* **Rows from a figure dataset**

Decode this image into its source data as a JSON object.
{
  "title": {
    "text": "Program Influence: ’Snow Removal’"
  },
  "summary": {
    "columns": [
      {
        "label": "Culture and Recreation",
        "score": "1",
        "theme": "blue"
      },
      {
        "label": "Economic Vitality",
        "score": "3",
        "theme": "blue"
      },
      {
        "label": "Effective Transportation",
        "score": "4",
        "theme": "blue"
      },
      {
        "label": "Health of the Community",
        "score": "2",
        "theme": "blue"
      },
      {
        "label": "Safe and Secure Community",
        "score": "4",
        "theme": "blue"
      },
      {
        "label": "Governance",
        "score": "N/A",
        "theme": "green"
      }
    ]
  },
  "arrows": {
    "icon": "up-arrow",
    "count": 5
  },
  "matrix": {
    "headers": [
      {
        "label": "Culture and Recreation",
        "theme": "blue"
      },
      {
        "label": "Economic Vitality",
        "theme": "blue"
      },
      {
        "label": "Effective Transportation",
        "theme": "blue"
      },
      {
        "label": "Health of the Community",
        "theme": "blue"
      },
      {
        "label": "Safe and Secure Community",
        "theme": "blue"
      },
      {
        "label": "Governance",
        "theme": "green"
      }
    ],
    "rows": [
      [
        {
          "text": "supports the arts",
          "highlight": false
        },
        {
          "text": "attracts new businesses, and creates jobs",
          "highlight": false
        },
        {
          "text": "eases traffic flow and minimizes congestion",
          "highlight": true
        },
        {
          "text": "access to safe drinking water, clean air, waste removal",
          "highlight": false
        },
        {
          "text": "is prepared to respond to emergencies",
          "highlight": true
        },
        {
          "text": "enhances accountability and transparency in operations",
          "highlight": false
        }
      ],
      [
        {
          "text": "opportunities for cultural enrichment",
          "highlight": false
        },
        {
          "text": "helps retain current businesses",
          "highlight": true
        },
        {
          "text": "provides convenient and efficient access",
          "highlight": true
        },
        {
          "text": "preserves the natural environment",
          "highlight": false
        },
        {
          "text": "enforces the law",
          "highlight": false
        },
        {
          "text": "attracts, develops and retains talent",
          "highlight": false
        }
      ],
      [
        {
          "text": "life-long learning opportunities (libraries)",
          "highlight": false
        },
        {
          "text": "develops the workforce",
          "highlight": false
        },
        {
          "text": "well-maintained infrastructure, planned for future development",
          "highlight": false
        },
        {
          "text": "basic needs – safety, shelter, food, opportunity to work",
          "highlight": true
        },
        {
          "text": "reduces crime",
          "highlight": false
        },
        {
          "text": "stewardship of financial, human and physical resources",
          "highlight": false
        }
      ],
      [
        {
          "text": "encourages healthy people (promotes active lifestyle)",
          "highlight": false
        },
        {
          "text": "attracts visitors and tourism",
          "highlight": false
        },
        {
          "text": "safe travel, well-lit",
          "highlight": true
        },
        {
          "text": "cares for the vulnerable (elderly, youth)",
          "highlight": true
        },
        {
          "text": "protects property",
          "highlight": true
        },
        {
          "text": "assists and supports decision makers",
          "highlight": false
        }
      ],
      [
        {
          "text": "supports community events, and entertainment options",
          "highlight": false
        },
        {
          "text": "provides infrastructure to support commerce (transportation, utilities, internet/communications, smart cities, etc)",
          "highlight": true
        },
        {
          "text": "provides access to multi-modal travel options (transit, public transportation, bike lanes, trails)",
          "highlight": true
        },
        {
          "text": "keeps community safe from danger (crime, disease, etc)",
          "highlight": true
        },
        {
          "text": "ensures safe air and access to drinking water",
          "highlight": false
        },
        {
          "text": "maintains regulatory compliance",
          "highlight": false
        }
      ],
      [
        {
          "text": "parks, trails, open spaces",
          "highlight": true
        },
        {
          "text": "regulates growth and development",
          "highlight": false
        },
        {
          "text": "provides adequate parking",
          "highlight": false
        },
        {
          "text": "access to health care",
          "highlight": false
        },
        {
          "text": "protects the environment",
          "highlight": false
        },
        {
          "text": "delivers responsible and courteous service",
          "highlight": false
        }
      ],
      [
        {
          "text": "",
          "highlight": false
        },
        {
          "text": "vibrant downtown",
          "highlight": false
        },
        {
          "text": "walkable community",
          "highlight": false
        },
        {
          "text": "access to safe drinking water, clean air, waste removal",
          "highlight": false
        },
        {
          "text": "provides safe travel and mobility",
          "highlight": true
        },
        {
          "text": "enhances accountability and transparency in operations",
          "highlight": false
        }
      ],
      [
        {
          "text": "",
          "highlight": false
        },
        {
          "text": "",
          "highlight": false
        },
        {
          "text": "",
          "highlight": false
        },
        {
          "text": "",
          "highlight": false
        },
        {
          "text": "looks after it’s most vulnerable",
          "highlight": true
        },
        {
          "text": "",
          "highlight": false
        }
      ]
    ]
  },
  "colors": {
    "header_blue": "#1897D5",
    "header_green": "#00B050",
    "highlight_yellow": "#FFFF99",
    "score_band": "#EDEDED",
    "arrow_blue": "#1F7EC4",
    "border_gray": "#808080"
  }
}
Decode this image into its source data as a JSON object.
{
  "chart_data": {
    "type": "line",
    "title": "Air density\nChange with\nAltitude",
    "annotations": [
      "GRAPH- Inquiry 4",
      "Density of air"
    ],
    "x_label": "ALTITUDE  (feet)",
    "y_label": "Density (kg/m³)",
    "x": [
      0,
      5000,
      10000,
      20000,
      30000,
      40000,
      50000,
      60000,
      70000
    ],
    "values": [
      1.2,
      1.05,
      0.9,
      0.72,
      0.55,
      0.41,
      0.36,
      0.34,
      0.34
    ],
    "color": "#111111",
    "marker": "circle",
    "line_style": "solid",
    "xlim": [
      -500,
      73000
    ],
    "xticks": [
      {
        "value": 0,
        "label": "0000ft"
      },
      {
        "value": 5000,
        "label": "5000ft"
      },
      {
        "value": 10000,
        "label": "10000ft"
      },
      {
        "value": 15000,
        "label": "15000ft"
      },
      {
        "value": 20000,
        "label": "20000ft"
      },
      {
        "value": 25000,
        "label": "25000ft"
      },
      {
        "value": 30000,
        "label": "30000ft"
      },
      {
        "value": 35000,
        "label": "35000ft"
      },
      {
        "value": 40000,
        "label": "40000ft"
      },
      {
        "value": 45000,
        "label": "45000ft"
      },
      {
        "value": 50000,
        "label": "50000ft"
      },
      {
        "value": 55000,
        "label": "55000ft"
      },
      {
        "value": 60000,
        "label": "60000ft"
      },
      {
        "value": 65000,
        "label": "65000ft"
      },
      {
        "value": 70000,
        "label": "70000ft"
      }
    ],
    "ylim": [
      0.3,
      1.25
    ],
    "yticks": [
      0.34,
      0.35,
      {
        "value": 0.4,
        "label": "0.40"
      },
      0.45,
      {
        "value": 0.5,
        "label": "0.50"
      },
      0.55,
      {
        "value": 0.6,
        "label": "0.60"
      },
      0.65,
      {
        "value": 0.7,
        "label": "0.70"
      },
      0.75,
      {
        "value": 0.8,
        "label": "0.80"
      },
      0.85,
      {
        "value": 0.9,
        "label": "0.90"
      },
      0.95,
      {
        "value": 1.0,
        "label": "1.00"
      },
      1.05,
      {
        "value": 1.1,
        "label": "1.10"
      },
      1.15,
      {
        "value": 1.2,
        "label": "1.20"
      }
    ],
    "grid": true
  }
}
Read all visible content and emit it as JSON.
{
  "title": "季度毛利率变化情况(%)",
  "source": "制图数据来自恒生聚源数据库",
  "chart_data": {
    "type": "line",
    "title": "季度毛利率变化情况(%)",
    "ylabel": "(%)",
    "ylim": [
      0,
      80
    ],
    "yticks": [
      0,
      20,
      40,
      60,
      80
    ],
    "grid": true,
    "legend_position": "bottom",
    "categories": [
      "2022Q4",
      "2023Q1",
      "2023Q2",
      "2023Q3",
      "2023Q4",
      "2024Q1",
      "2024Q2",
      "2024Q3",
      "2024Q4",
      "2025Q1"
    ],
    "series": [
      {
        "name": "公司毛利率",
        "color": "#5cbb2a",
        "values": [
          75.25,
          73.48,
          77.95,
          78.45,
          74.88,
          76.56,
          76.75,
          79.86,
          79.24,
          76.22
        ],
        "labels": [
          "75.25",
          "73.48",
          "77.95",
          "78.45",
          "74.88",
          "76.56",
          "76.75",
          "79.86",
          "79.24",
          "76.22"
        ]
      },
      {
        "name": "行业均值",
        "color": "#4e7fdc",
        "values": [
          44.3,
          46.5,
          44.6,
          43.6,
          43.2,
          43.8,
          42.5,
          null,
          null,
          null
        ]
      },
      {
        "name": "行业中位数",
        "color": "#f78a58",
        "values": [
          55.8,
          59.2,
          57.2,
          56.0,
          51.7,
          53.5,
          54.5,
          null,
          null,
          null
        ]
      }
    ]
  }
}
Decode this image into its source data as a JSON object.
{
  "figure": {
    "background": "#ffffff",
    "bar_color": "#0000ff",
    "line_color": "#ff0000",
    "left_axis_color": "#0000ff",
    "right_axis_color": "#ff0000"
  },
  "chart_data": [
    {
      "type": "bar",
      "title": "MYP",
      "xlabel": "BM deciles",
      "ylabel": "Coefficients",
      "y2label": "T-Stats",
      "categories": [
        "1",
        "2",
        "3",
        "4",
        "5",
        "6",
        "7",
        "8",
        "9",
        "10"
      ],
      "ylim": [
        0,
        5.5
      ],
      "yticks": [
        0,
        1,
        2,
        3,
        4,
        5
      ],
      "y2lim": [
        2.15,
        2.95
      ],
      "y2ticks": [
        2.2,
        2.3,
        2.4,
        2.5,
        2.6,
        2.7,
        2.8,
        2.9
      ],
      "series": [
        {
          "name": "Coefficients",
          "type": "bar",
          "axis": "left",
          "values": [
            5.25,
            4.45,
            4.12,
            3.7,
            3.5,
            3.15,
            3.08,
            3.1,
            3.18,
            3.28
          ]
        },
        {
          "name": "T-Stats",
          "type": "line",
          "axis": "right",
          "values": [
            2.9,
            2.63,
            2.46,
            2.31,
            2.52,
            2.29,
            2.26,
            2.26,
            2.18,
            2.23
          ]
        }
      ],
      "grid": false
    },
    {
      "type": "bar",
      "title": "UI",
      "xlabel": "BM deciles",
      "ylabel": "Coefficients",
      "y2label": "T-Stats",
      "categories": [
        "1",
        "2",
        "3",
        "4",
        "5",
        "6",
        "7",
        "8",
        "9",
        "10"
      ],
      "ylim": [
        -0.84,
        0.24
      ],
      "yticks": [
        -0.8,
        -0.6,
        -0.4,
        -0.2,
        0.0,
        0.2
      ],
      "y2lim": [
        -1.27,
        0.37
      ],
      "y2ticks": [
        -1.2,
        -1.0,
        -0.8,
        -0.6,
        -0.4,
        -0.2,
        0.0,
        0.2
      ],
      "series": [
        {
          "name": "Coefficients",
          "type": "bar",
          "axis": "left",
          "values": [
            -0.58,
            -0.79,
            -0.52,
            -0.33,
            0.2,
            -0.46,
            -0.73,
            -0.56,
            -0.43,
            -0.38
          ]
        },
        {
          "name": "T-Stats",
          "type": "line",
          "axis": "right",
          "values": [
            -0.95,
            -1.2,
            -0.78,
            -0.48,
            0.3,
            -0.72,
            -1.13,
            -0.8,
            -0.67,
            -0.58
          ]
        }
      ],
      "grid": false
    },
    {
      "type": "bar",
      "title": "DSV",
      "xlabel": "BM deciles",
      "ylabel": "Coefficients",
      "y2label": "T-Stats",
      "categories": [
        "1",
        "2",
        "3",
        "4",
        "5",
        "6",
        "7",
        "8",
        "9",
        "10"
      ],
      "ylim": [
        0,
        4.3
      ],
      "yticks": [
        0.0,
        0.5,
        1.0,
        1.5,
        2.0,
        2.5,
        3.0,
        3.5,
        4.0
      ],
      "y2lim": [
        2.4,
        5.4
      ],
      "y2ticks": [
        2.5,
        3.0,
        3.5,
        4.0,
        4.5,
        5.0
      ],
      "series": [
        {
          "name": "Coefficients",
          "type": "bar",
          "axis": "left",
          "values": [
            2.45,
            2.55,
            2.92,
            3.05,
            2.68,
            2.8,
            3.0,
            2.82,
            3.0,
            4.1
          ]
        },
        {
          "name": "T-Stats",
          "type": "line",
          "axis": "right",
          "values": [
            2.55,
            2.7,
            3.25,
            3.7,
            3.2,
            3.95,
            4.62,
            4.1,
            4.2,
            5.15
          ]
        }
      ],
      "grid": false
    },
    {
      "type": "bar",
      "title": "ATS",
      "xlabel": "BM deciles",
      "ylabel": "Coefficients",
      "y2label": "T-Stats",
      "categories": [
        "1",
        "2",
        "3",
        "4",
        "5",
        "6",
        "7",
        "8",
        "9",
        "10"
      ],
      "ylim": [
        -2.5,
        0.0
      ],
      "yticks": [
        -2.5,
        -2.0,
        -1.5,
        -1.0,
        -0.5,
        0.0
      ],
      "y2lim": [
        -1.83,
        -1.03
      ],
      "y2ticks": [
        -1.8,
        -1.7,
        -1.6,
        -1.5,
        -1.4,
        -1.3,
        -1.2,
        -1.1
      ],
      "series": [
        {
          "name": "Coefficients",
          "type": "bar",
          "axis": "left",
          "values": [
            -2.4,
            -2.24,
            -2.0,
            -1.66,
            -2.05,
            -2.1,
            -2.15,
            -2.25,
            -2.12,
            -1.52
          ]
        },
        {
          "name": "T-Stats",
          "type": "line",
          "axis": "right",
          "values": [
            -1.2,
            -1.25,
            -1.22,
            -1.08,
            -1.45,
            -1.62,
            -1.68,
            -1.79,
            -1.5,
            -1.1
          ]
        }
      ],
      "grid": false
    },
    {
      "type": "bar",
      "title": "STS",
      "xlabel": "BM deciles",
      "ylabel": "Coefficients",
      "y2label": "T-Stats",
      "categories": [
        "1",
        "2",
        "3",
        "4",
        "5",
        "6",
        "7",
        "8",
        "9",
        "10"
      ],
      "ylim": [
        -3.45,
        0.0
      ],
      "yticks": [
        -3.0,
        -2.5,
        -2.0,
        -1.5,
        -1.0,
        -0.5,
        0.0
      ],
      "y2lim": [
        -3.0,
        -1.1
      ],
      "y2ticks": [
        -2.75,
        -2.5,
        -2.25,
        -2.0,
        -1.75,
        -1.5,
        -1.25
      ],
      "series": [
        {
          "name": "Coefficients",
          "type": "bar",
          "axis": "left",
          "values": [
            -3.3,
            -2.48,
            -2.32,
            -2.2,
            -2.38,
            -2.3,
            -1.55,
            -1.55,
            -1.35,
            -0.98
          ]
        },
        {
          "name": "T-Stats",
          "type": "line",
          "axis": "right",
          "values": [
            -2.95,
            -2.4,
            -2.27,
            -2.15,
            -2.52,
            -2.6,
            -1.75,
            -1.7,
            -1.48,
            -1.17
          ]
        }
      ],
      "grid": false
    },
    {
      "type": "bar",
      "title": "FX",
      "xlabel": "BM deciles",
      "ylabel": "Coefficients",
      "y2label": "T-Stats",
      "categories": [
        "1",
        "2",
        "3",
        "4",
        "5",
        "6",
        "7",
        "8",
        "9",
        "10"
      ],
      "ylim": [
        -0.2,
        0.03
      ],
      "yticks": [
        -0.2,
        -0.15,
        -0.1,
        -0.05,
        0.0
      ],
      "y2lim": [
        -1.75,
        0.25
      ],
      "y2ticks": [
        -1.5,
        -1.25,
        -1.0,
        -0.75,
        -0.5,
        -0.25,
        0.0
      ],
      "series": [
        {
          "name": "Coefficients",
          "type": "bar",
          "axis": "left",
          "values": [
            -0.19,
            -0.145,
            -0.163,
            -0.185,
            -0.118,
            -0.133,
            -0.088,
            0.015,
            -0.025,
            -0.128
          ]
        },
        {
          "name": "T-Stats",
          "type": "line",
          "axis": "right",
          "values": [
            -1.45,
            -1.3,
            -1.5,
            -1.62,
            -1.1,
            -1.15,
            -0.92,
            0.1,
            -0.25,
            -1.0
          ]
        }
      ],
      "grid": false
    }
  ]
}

* **DIRECTIONS**
Among the lines of the material above, how many include the string "options"? Report only that number.

* **RESPONSE FOR THIS EXERCISE**
2